- _Set exercise_:
Only lines with the word "Vojtěch" are needed; collect each of them from the listing below.

- _Recorded data_:

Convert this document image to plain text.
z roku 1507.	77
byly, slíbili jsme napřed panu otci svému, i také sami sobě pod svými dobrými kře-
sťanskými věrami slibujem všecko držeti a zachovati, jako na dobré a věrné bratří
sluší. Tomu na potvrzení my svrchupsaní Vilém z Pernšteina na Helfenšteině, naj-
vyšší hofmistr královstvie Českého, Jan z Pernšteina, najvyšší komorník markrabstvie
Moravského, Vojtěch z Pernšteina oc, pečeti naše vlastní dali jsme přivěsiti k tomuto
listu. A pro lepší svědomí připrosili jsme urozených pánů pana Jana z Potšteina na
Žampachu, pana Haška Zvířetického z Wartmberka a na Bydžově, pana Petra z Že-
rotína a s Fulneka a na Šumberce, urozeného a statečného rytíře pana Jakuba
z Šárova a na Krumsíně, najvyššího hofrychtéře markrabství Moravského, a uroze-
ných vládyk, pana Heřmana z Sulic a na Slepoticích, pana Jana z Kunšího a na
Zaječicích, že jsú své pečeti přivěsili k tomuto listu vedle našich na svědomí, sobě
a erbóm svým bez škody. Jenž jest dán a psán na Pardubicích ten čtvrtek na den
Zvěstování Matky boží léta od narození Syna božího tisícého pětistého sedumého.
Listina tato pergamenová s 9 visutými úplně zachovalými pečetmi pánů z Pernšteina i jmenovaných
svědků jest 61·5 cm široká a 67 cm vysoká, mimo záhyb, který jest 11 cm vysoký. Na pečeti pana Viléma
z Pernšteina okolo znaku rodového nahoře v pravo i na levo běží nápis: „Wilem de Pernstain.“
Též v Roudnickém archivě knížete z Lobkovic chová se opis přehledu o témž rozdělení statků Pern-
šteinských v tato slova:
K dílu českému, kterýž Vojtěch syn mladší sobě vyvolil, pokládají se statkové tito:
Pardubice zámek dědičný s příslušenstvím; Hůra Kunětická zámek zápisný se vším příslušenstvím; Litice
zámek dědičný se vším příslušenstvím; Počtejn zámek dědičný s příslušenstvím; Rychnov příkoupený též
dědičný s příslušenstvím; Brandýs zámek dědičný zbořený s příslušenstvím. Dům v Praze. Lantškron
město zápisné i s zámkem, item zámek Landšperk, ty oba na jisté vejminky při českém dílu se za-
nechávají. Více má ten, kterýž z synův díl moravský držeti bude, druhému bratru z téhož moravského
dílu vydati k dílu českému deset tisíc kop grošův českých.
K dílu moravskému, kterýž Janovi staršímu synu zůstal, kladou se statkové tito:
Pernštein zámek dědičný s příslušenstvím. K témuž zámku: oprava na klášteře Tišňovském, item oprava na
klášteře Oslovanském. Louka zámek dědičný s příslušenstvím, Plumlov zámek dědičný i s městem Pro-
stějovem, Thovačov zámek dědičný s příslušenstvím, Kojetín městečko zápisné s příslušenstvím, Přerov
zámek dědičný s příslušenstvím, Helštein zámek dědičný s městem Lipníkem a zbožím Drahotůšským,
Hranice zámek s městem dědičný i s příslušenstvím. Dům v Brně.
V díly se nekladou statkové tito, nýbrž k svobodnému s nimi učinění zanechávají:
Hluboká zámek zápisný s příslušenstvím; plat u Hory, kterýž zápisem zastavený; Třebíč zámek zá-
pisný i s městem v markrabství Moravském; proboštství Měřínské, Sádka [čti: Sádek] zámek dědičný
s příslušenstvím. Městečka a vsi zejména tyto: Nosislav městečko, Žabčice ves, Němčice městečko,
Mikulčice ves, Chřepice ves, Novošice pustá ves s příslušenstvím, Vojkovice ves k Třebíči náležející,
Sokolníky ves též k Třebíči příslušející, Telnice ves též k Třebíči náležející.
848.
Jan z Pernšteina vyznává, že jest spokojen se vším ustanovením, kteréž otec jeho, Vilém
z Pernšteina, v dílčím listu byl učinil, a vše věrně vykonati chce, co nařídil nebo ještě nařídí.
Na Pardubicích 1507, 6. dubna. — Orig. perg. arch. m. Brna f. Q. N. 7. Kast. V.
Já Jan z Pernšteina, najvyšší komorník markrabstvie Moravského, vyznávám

- _Reply to the task_:
Moravského, Vojtěch z Pernšteina oc, pečeti naše vlastní dali jsme přivěsiti k tomuto
K dílu českému, kterýž Vojtěch syn mladší sobě vyvolil, pokládají se statkové tito:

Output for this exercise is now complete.